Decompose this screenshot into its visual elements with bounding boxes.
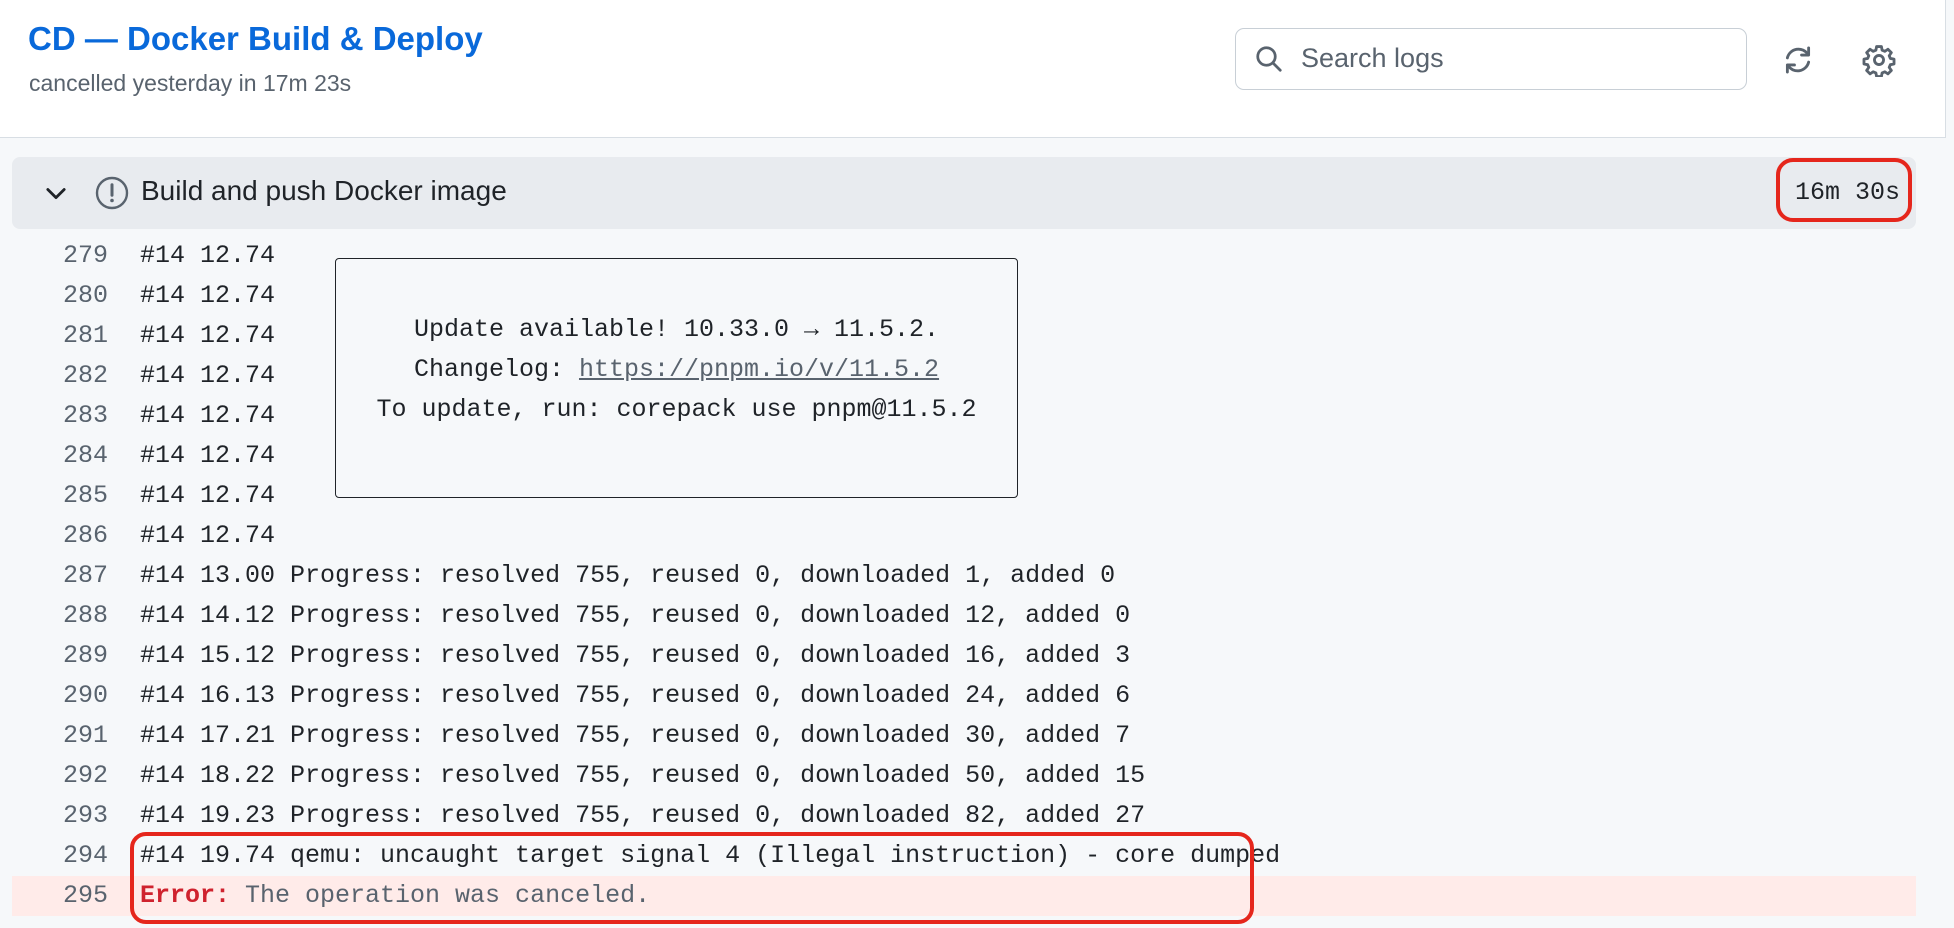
alert-circle-icon (95, 176, 129, 210)
log-line: 292 #14 18.22 Progress: resolved 755, reu… (0, 756, 1946, 796)
line-number[interactable]: 290 (0, 676, 108, 716)
line-number[interactable]: 287 (0, 556, 108, 596)
line-text: #14 16.13 Progress: resolved 755, reused… (140, 681, 1131, 710)
line-text: #14 17.21 Progress: resolved 755, reused… (140, 721, 1131, 750)
log-line: 293 #14 19.23 Progress: resolved 755, reu… (0, 796, 1946, 836)
line-number[interactable]: 283 (0, 396, 108, 436)
line-text: #14 13.00 Progress: resolved 755, reused… (140, 561, 1116, 590)
gear-icon (1862, 45, 1896, 77)
line-number[interactable]: 285 (0, 476, 108, 516)
line-text: #14 12.74 (140, 361, 276, 390)
line-text: #14 18.22 Progress: resolved 755, reused… (140, 761, 1146, 790)
log-line: 294 #14 19.74 qemu: uncaught target signa… (0, 836, 1946, 876)
line-text: #14 14.12 Progress: resolved 755, reused… (140, 601, 1131, 630)
search-input[interactable] (1301, 29, 1731, 87)
line-number[interactable]: 282 (0, 356, 108, 396)
line-number[interactable]: 292 (0, 756, 108, 796)
line-number[interactable]: 294 (0, 836, 108, 876)
log-line: 291 #14 17.21 Progress: resolved 755, reu… (0, 716, 1946, 756)
log-line: 289 #14 15.12 Progress: resolved 755, reu… (0, 636, 1946, 676)
step-duration: 16m 30s (1794, 178, 1900, 207)
step-header[interactable]: Build and push Docker image 16m 30s (12, 157, 1916, 229)
line-text: #14 12.74 (140, 521, 276, 550)
log-line: 290 #14 16.13 Progress: resolved 755, reu… (0, 676, 1946, 716)
update-notice-box: Update available! 10.33.0 → 11.5.2. Chan… (335, 258, 1018, 498)
log-line: 287 #14 13.00 Progress: resolved 755, reu… (0, 556, 1946, 596)
update-notice-line: Update available! 10.33.0 → 11.5.2. (413, 315, 940, 344)
line-number[interactable]: 280 (0, 276, 108, 316)
line-number[interactable]: 281 (0, 316, 108, 356)
line-text: #14 12.74 (140, 321, 276, 350)
line-text: #14 19.74 qemu: uncaught target signal 4… (140, 841, 1281, 870)
workflow-run-status: cancelled yesterday in 17m 23s (29, 70, 352, 96)
line-text: #14 12.74 (140, 241, 276, 270)
line-text: #14 12.74 (140, 281, 276, 310)
step-title: Build and push Docker image (141, 175, 507, 206)
line-number[interactable]: 291 (0, 716, 108, 756)
line-text: #14 19.23 Progress: resolved 755, reused… (140, 801, 1146, 830)
settings-button[interactable] (1856, 37, 1902, 83)
log-line: 286 #14 12.74 (0, 516, 1946, 556)
line-number[interactable]: 289 (0, 636, 108, 676)
line-text: #14 12.74 (140, 481, 276, 510)
error-log-line: 295 Error: The operation was canceled. (12, 876, 1916, 916)
error-label: Error: (140, 881, 231, 910)
error-message: The operation was canceled. (230, 881, 651, 910)
line-text: #14 15.12 Progress: resolved 755, reused… (140, 641, 1131, 670)
changelog-link[interactable]: https://pnpm.io/v/11.5.2 (579, 355, 939, 384)
search-icon (1256, 46, 1282, 72)
line-number[interactable]: 284 (0, 436, 108, 476)
changelog-line: Changelog: https://pnpm.io/v/11.5.2 (336, 355, 1017, 384)
line-number[interactable]: 295 (0, 876, 108, 916)
chevron-down-icon[interactable] (42, 179, 70, 207)
workflow-title[interactable]: CD — Docker Build & Deploy (28, 20, 483, 58)
line-text: #14 12.74 (140, 401, 276, 430)
workflow-header: CD — Docker Build & Deploy cancelled yes… (0, 0, 1946, 138)
line-number[interactable]: 293 (0, 796, 108, 836)
line-text: Error: The operation was canceled. (140, 876, 650, 916)
line-number[interactable]: 279 (0, 236, 108, 276)
changelog-label: Changelog: (413, 355, 579, 384)
line-text: #14 12.74 (140, 441, 276, 470)
refresh-button[interactable] (1775, 37, 1821, 83)
search-box[interactable] (1235, 28, 1747, 90)
refresh-icon (1785, 46, 1811, 74)
update-command-line: To update, run: corepack use pnpm@11.5.2 (376, 395, 977, 424)
line-number[interactable]: 288 (0, 596, 108, 636)
line-number[interactable]: 286 (0, 516, 108, 556)
log-line: 288 #14 14.12 Progress: resolved 755, reu… (0, 596, 1946, 636)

» **GIVEN PROBLEM**:
Rewrite all of the material above as a JSON list of strings, with one string for each line and blank lines left out. Leave out the pictures.

» **OUTPUT OF THE TASK**:
[
  "Decompose this screenshot into its visual elements with bounding boxes.",
  "alert-circle-icon (95, 176, 129, 210)",
  "log-line: 292 #14 18.22 Progress: resolved 755, reu… (0, 756, 1946, 796)",
  "line-number[interactable]: 290 (0, 676, 108, 716)",
  "line-number[interactable]: 287 (0, 556, 108, 596)",
  "line-text: #14 16.13 Progress: resolved 755, reused… (140, 681, 1131, 710)",
  "line-text: #14 17.21 Progress: resolved 755, reused… (140, 721, 1131, 750)",
  "log-line: 293 #14 19.23 Progress: resolved 755, reu… (0, 796, 1946, 836)",
  "line-number[interactable]: 283 (0, 396, 108, 436)",
  "line-text: #14 13.00 Progress: resolved 755, reused… (140, 561, 1116, 590)",
  "gear-icon (1862, 45, 1896, 77)",
  "line-number[interactable]: 285 (0, 476, 108, 516)",
  "line-text: #14 12.74 (140, 361, 276, 390)",
  "line-text: #14 18.22 Progress: resolved 755, reused… (140, 761, 1146, 790)",
  "log-line: 294 #14 19.74 qemu: uncaught target signa… (0, 836, 1946, 876)",
  "line-text: #14 14.12 Progress: resolved 755, reused… (140, 601, 1131, 630)",
  "search-input[interactable] (1301, 29, 1731, 87)",
  "line-number[interactable]: 282 (0, 356, 108, 396)",
  "line-number[interactable]: 292 (0, 756, 108, 796)",
  "line-number[interactable]: 294 (0, 836, 108, 876)",
  "log-line: 291 #14 17.21 Progress: resolved 755, reu… (0, 716, 1946, 756)",
  "log-line: 289 #14 15.12 Progress: resolved 755, reu… (0, 636, 1946, 676)",
  "step-duration: 16m 30s (1794, 178, 1900, 207)",
  "step-header[interactable]: Build and push Docker image 16m 30s (12, 157, 1916, 229)",
  "line-text: #14 12.74 (140, 521, 276, 550)",
  "log-line: 290 #14 16.13 Progress: resolved 755, reu… (0, 676, 1946, 716)",
  "update-notice-box: Update available! 10.33.0 → 11.5.2. Chan… (335, 258, 1018, 498)",
  "log-line: 287 #14 13.00 Progress: resolved 755, reu… (0, 556, 1946, 596)",
  "update-notice-line: Update available! 10.33.0 → 11.5.2. (413, 315, 940, 344)",
  "line-number[interactable]: 280 (0, 276, 108, 316)",
  "line-number[interactable]: 281 (0, 316, 108, 356)",
  "line-text: #14 12.74 (140, 321, 276, 350)",
  "line-text: #14 19.74 qemu: uncaught target signal 4… (140, 841, 1281, 870)",
  "workflow-run-status: cancelled yesterday in 17m 23s (29, 70, 352, 96)",
  "line-text: #14 12.74 (140, 241, 276, 270)",
  "line-text: #14 12.74 (140, 281, 276, 310)",
  "step-title: Build and push Docker image (141, 175, 507, 206)",
  "line-number[interactable]: 291 (0, 716, 108, 756)",
  "line-text: #14 19.23 Progress: resolved 755, reused… (140, 801, 1146, 830)",
  "settings-button[interactable] (1856, 37, 1902, 83)",
  "log-line: 286 #14 12.74 (0, 516, 1946, 556)",
  "line-number[interactable]: 289 (0, 636, 108, 676)",
  "line-text: #14 12.74 (140, 481, 276, 510)",
  "error-log-line: 295 Error: The operation was canceled. (12, 876, 1916, 916)",
  "error-label: Error: (140, 881, 231, 910)",
  "error-message: The operation was canceled. (230, 881, 651, 910)",
  "line-text: #14 15.12 Progress: resolved 755, reused… (140, 641, 1131, 670)",
  "changelog-link[interactable]: https://pnpm.io/v/11.5.2 (579, 355, 939, 384)",
  "search-icon (1256, 46, 1282, 72)",
  "line-number[interactable]: 284 (0, 436, 108, 476)",
  "changelog-line: Changelog: https://pnpm.io/v/11.5.2 (336, 355, 1017, 384)",
  "line-number[interactable]: 295 (0, 876, 108, 916)",
  "chevron-down-icon[interactable] (42, 179, 70, 207)",
  "workflow-title[interactable]: CD — Docker Build & Deploy (28, 20, 483, 58)",
  "line-text: #14 12.74 (140, 401, 276, 430)",
  "workflow-header: CD — Docker Build & Deploy cancelled yes… (0, 0, 1946, 138)",
  "line-number[interactable]: 293 (0, 796, 108, 836)",
  "line-text: Error: The operation was canceled. (140, 876, 650, 916)",
  "line-number[interactable]: 279 (0, 236, 108, 276)",
  "changelog-label: Changelog: (413, 355, 579, 384)",
  "line-text: #14 12.74 (140, 441, 276, 470)",
  "refresh-button[interactable] (1775, 37, 1821, 83)",
  "search-box[interactable] (1235, 28, 1747, 90)",
  "refresh-icon (1785, 46, 1811, 74)",
  "update-command-line: To update, run: corepack use pnpm@11.5.2 (376, 395, 977, 424)",
  "line-number[interactable]: 288 (0, 596, 108, 636)",
  "line-number[interactable]: 286 (0, 516, 108, 556)",
  "log-line: 288 #14 14.12 Progress: resolved 755, reu… (0, 596, 1946, 636)"
]